-- START --

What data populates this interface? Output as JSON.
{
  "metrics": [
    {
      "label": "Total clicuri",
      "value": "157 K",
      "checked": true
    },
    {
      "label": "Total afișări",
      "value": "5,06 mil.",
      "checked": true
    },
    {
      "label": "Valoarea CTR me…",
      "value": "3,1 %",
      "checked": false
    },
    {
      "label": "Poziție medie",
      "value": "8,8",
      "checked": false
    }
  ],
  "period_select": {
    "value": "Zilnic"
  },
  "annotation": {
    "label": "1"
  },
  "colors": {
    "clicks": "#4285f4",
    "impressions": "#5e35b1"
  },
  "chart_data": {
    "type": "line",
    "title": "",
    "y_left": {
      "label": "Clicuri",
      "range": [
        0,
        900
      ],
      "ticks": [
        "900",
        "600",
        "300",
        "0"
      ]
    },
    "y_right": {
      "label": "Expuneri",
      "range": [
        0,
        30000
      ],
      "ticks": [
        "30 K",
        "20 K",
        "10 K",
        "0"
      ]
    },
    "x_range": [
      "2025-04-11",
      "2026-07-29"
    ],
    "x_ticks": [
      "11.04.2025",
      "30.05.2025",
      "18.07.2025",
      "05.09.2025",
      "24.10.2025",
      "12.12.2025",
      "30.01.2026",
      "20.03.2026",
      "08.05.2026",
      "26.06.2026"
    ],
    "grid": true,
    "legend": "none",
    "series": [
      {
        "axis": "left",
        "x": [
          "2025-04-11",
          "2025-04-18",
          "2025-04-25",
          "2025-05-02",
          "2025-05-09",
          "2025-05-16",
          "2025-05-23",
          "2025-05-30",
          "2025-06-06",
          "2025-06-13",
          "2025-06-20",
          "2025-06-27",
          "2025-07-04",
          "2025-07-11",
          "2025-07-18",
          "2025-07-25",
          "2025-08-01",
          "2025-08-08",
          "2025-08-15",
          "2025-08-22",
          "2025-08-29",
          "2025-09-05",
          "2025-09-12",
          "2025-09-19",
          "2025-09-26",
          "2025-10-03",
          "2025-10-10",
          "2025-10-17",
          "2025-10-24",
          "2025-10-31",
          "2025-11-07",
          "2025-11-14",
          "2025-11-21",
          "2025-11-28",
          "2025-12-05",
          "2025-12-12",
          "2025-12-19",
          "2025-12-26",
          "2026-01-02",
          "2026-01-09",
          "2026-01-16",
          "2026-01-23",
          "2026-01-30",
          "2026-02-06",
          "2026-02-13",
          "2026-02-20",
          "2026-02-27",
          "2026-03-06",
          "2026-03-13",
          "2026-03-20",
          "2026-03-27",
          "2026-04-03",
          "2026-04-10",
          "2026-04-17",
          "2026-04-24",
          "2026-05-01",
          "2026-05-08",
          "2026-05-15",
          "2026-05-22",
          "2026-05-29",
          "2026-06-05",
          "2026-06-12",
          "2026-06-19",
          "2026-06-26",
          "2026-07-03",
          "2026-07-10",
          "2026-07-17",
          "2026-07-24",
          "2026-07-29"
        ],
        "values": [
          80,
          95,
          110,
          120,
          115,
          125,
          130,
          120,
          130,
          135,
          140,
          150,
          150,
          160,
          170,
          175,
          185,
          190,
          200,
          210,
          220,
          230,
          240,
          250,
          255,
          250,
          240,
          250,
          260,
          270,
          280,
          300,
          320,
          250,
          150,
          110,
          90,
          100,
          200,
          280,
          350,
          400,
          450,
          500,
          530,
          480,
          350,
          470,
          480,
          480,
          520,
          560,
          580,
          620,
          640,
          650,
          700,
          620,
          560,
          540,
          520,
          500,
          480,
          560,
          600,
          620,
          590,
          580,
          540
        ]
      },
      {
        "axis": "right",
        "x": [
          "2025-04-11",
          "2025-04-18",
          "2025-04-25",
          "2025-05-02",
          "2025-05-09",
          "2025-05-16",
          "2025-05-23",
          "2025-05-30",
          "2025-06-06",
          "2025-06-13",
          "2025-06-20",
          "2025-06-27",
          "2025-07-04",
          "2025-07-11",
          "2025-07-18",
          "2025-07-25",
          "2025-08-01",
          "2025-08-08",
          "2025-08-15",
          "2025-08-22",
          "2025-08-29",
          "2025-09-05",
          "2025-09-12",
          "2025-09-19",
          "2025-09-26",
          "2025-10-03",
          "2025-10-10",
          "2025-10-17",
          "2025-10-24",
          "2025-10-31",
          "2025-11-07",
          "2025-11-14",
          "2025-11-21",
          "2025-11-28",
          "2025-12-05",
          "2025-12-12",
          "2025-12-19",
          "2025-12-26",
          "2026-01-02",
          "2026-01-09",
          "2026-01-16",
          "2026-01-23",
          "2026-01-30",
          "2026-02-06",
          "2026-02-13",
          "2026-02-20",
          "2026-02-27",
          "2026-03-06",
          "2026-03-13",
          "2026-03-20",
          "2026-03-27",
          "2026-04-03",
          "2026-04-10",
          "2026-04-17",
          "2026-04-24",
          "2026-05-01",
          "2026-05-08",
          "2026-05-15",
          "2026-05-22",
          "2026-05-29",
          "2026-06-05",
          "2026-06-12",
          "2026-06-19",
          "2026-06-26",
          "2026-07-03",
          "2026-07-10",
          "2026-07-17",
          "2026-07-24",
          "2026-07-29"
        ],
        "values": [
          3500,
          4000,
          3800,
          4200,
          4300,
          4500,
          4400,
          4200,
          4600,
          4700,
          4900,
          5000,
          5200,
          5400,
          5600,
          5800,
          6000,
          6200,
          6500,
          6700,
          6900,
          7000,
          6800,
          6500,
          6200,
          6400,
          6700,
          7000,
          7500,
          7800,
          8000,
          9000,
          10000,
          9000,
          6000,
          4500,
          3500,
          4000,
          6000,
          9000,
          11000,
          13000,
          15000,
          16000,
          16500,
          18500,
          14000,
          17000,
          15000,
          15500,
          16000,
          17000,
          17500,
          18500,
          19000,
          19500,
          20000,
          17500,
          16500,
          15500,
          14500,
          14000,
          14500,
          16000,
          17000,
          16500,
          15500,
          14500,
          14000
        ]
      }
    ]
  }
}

-- END --

--- EXERCISE REQUIREMENTS ---
Print the material once more, exactly.

--- RESULT OF THIS EXERCISE ---
What data populates this interface? Output as JSON.
{
  "metrics": [
    {
      "label": "Total clicuri",
      "value": "157 K",
      "checked": true
    },
    {
      "label": "Total afișări",
      "value": "5,06 mil.",
      "checked": true
    },
    {
      "label": "Valoarea CTR me…",
      "value": "3,1 %",
      "checked": false
    },
    {
      "label": "Poziție medie",
      "value": "8,8",
      "checked": false
    }
  ],
  "period_select": {
    "value": "Zilnic"
  },
  "annotation": {
    "label": "1"
  },
  "colors": {
    "clicks": "#4285f4",
    "impressions": "#5e35b1"
  },
  "chart_data": {
    "type": "line",
    "title": "",
    "y_left": {
      "label": "Clicuri",
      "range": [
        0,
        900
      ],
      "ticks": [
        "900",
        "600",
        "300",
        "0"
      ]
    },
    "y_right": {
      "label": "Expuneri",
      "range": [
        0,
        30000
      ],
      "ticks": [
        "30 K",
        "20 K",
        "10 K",
        "0"
      ]
    },
    "x_range": [
      "2025-04-11",
      "2026-07-29"
    ],
    "x_ticks": [
      "11.04.2025",
      "30.05.2025",
      "18.07.2025",
      "05.09.2025",
      "24.10.2025",
      "12.12.2025",
      "30.01.2026",
      "20.03.2026",
      "08.05.2026",
      "26.06.2026"
    ],
    "grid": true,
    "legend": "none",
    "series": [
      {
        "axis": "left",
        "x": [
          "2025-04-11",
          "2025-04-18",
          "2025-04-25",
          "2025-05-02",
          "2025-05-09",
          "2025-05-16",
          "2025-05-23",
          "2025-05-30",
          "2025-06-06",
          "2025-06-13",
          "2025-06-20",
          "2025-06-27",
          "2025-07-04",
          "2025-07-11",
          "2025-07-18",
          "2025-07-25",
          "2025-08-01",
          "2025-08-08",
          "2025-08-15",
          "2025-08-22",
          "2025-08-29",
          "2025-09-05",
          "2025-09-12",
          "2025-09-19",
          "2025-09-26",
          "2025-10-03",
          "2025-10-10",
          "2025-10-17",
          "2025-10-24",
          "2025-10-31",
          "2025-11-07",
          "2025-11-14",
          "2025-11-21",
          "2025-11-28",
          "2025-12-05",
          "2025-12-12",
          "2025-12-19",
          "2025-12-26",
          "2026-01-02",
          "2026-01-09",
          "2026-01-16",
          "2026-01-23",
          "2026-01-30",
          "2026-02-06",
          "2026-02-13",
          "2026-02-20",
          "2026-02-27",
          "2026-03-06",
          "2026-03-13",
          "2026-03-20",
          "2026-03-27",
          "2026-04-03",
          "2026-04-10",
          "2026-04-17",
          "2026-04-24",
          "2026-05-01",
          "2026-05-08",
          "2026-05-15",
          "2026-05-22",
          "2026-05-29",
          "2026-06-05",
          "2026-06-12",
          "2026-06-19",
          "2026-06-26",
          "2026-07-03",
          "2026-07-10",
          "2026-07-17",
          "2026-07-24",
          "2026-07-29"
        ],
        "values": [
          80,
          95,
          110,
          120,
          115,
          125,
          130,
          120,
          130,
          135,
          140,
          150,
          150,
          160,
          170,
          175,
          185,
          190,
          200,
          210,
          220,
          230,
          240,
          250,
          255,
          250,
          240,
          250,
          260,
          270,
          280,
          300,
          320,
          250,
          150,
          110,
          90,
          100,
          200,
          280,
          350,
          400,
          450,
          500,
          530,
          480,
          350,
          470,
          480,
          480,
          520,
          560,
          580,
          620,
          640,
          650,
          700,
          620,
          560,
          540,
          520,
          500,
          480,
          560,
          600,
          620,
          590,
          580,
          540
        ]
      },
      {
        "axis": "right",
        "x": [
          "2025-04-11",
          "2025-04-18",
          "2025-04-25",
          "2025-05-02",
          "2025-05-09",
          "2025-05-16",
          "2025-05-23",
          "2025-05-30",
          "2025-06-06",
          "2025-06-13",
          "2025-06-20",
          "2025-06-27",
          "2025-07-04",
          "2025-07-11",
          "2025-07-18",
          "2025-07-25",
          "2025-08-01",
          "2025-08-08",
          "2025-08-15",
          "2025-08-22",
          "2025-08-29",
          "2025-09-05",
          "2025-09-12",
          "2025-09-19",
          "2025-09-26",
          "2025-10-03",
          "2025-10-10",
          "2025-10-17",
          "2025-10-24",
          "2025-10-31",
          "2025-11-07",
          "2025-11-14",
          "2025-11-21",
          "2025-11-28",
          "2025-12-05",
          "2025-12-12",
          "2025-12-19",
          "2025-12-26",
          "2026-01-02",
          "2026-01-09",
          "2026-01-16",
          "2026-01-23",
          "2026-01-30",
          "2026-02-06",
          "2026-02-13",
          "2026-02-20",
          "2026-02-27",
          "2026-03-06",
          "2026-03-13",
          "2026-03-20",
          "2026-03-27",
          "2026-04-03",
          "2026-04-10",
          "2026-04-17",
          "2026-04-24",
          "2026-05-01",
          "2026-05-08",
          "2026-05-15",
          "2026-05-22",
          "2026-05-29",
          "2026-06-05",
          "2026-06-12",
          "2026-06-19",
          "2026-06-26",
          "2026-07-03",
          "2026-07-10",
          "2026-07-17",
          "2026-07-24",
          "2026-07-29"
        ],
        "values": [
          3500,
          4000,
          3800,
          4200,
          4300,
          4500,
          4400,
          4200,
          4600,
          4700,
          4900,
          5000,
          5200,
          5400,
          5600,
          5800,
          6000,
          6200,
          6500,
          6700,
          6900,
          7000,
          6800,
          6500,
          6200,
          6400,
          6700,
          7000,
          7500,
          7800,
          8000,
          9000,
          10000,
          9000,
          6000,
          4500,
          3500,
          4000,
          6000,
          9000,
          11000,
          13000,
          15000,
          16000,
          16500,
          18500,
          14000,
          17000,
          15000,
          15500,
          16000,
          17000,
          17500,
          18500,
          19000,
          19500,
          20000,
          17500,
          16500,
          15500,
          14500,
          14000,
          14500,
          16000,
          17000,
          16500,
          15500,
          14500,
          14000
        ]
      }
    ]
  }
}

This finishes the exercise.